### [WHAT YOU HAVE TO DO]
State how many lines of the entries include the string "label", please, leaving out everything but the number.
** Start of RECORDED INFORMATION **
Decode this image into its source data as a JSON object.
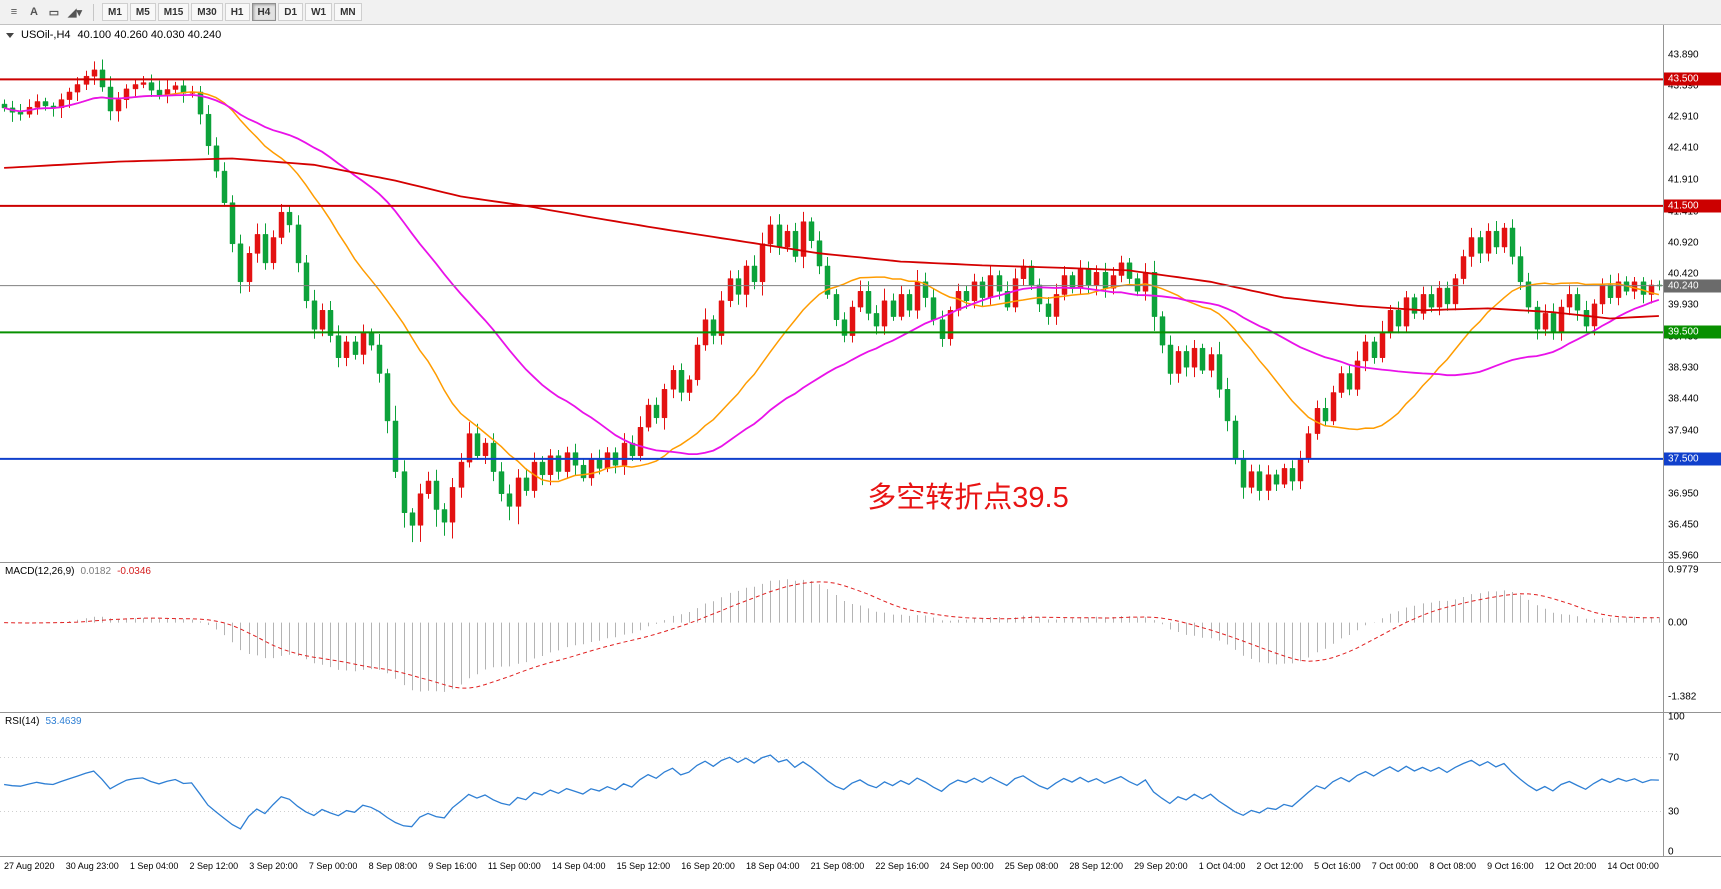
{
  "toolbar": {
    "tools": [
      {
        "id": "chart-objects",
        "glyph": "≡"
      },
      {
        "id": "text-tool",
        "glyph": "A"
      },
      {
        "id": "rectangle-tool",
        "glyph": "▭"
      },
      {
        "id": "draw-tools",
        "glyph": "◢▾"
      }
    ],
    "timeframes": [
      "M1",
      "M5",
      "M15",
      "M30",
      "H1",
      "H4",
      "D1",
      "W1",
      "MN"
    ],
    "active_timeframe": "H4"
  },
  "chart": {
    "symbol_title": "USOil-,H4",
    "ohlc": "40.100 40.260 40.030 40.240",
    "annotation": "多空转折点39.5",
    "price_badge": "40.240",
    "y_ticks": [
      "43.890",
      "43.390",
      "42.910",
      "42.410",
      "41.910",
      "41.410",
      "40.920",
      "40.420",
      "39.930",
      "39.430",
      "38.930",
      "38.440",
      "37.940",
      "37.440",
      "36.950",
      "36.450",
      "35.960"
    ]
  },
  "macd_panel": {
    "name": "MACD(12,26,9)",
    "value_main": "0.0182",
    "value_signal": "-0.0346",
    "y_ticks": [
      "0.9779",
      "0.00",
      "-1.382"
    ]
  },
  "rsi_panel": {
    "name": "RSI(14)",
    "value": "53.4639",
    "y_ticks": [
      "100",
      "70",
      "30",
      "0"
    ]
  },
  "time_axis": [
    "27 Aug 2020",
    "30 Aug 23:00",
    "1 Sep 04:00",
    "2 Sep 12:00",
    "3 Sep 20:00",
    "7 Sep 00:00",
    "8 Sep 08:00",
    "9 Sep 16:00",
    "11 Sep 00:00",
    "14 Sep 04:00",
    "15 Sep 12:00",
    "16 Sep 20:00",
    "18 Sep 04:00",
    "21 Sep 08:00",
    "22 Sep 16:00",
    "24 Sep 00:00",
    "25 Sep 08:00",
    "28 Sep 12:00",
    "29 Sep 20:00",
    "1 Oct 04:00",
    "2 Oct 12:00",
    "5 Oct 16:00",
    "7 Oct 00:00",
    "8 Oct 08:00",
    "9 Oct 16:00",
    "12 Oct 20:00",
    "14 Oct 00:00"
  ],
  "chart_data": {
    "type": "candlestick",
    "symbol": "USOil-",
    "period": "H4",
    "y_range": [
      35.87,
      44.36
    ],
    "up_color": "#e31212",
    "down_color": "#0da23a",
    "candles": {
      "closes": [
        43.05,
        42.98,
        42.95,
        43.06,
        43.15,
        43.08,
        43.05,
        43.18,
        43.3,
        43.42,
        43.55,
        43.65,
        43.38,
        43.0,
        43.18,
        43.35,
        43.42,
        43.45,
        43.33,
        43.25,
        43.34,
        43.4,
        43.28,
        43.3,
        42.95,
        42.45,
        42.05,
        41.55,
        40.9,
        40.3,
        40.75,
        41.05,
        40.6,
        41.0,
        41.4,
        41.2,
        40.6,
        40.0,
        39.55,
        39.85,
        39.45,
        39.1,
        39.35,
        39.15,
        39.5,
        39.3,
        38.85,
        38.1,
        37.3,
        36.65,
        36.45,
        36.95,
        37.15,
        36.7,
        36.5,
        37.05,
        37.45,
        37.9,
        37.55,
        37.75,
        37.3,
        36.95,
        36.75,
        37.2,
        37.0,
        37.45,
        37.25,
        37.55,
        37.3,
        37.6,
        37.4,
        37.2,
        37.5,
        37.35,
        37.6,
        37.4,
        37.75,
        37.55,
        38.0,
        38.35,
        38.15,
        38.6,
        38.9,
        38.55,
        38.75,
        39.3,
        39.7,
        39.45,
        40.0,
        40.35,
        40.1,
        40.55,
        40.3,
        40.9,
        41.2,
        40.85,
        41.1,
        40.7,
        41.25,
        40.95,
        40.55,
        40.1,
        39.7,
        39.45,
        39.9,
        40.15,
        39.8,
        39.6,
        40.0,
        39.75,
        40.1,
        39.85,
        40.3,
        40.05,
        39.7,
        39.4,
        39.85,
        40.15,
        40.0,
        40.3,
        40.05,
        40.4,
        40.15,
        39.9,
        40.35,
        40.55,
        40.25,
        39.95,
        39.75,
        40.1,
        40.4,
        40.2,
        40.5,
        40.25,
        40.45,
        40.2,
        40.4,
        40.6,
        40.35,
        40.15,
        40.45,
        39.75,
        39.3,
        38.85,
        39.2,
        38.95,
        39.25,
        38.9,
        39.15,
        38.6,
        38.1,
        37.5,
        37.05,
        37.3,
        37.0,
        37.25,
        37.1,
        37.35,
        37.15,
        37.5,
        37.9,
        38.3,
        38.1,
        38.55,
        38.85,
        38.6,
        39.05,
        39.35,
        39.1,
        39.5,
        39.85,
        39.6,
        40.05,
        39.8,
        40.1,
        39.9,
        40.2,
        39.95,
        40.35,
        40.7,
        41.0,
        40.75,
        41.1,
        40.85,
        41.15,
        40.7,
        40.3,
        39.9,
        39.55,
        39.8,
        39.5,
        39.9,
        40.1,
        39.85,
        39.6,
        39.95,
        40.25,
        40.05,
        40.3,
        40.15,
        40.3,
        40.1,
        40.25,
        40.24
      ]
    },
    "levels": [
      {
        "label": "43.500",
        "value": 43.5,
        "color": "#cc0000"
      },
      {
        "label": "41.500",
        "value": 41.5,
        "color": "#cc0000"
      },
      {
        "label": "39.500",
        "value": 39.5,
        "color": "#089000"
      },
      {
        "label": "37.500",
        "value": 37.5,
        "color": "#1040cc"
      }
    ],
    "current_price": 40.24,
    "price_line_color": "#808080",
    "moving_averages": {
      "fast": {
        "period": 20,
        "color": "#ff9c00"
      },
      "mid": {
        "period": 40,
        "color": "#e912e9"
      },
      "slow": {
        "color": "#d40000",
        "points": [
          [
            0,
            42.1
          ],
          [
            14,
            42.2
          ],
          [
            28,
            42.25
          ],
          [
            38,
            42.15
          ],
          [
            48,
            41.9
          ],
          [
            56,
            41.65
          ],
          [
            64,
            41.5
          ],
          [
            72,
            41.32
          ],
          [
            80,
            41.15
          ],
          [
            90,
            40.95
          ],
          [
            100,
            40.75
          ],
          [
            110,
            40.62
          ],
          [
            120,
            40.56
          ],
          [
            130,
            40.52
          ],
          [
            138,
            40.48
          ],
          [
            148,
            40.3
          ],
          [
            157,
            40.05
          ],
          [
            166,
            39.92
          ],
          [
            174,
            39.85
          ],
          [
            182,
            39.88
          ],
          [
            190,
            39.82
          ],
          [
            197,
            39.72
          ],
          [
            203,
            39.76
          ]
        ]
      }
    },
    "macd": {
      "fast_ema": 12,
      "slow_ema": 26,
      "signal_sma": 9,
      "histogram_color": "#b4b4b4",
      "signal_color": "#e02020",
      "y_range": [
        -1.65,
        1.1
      ]
    },
    "rsi": {
      "period": 14,
      "color": "#2e7fd4",
      "levels": [
        30,
        70
      ],
      "y_range": [
        0,
        100
      ]
    }
  }
}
** End of RECORDED INFORMATION **
### [EXERCISE RESULT]
4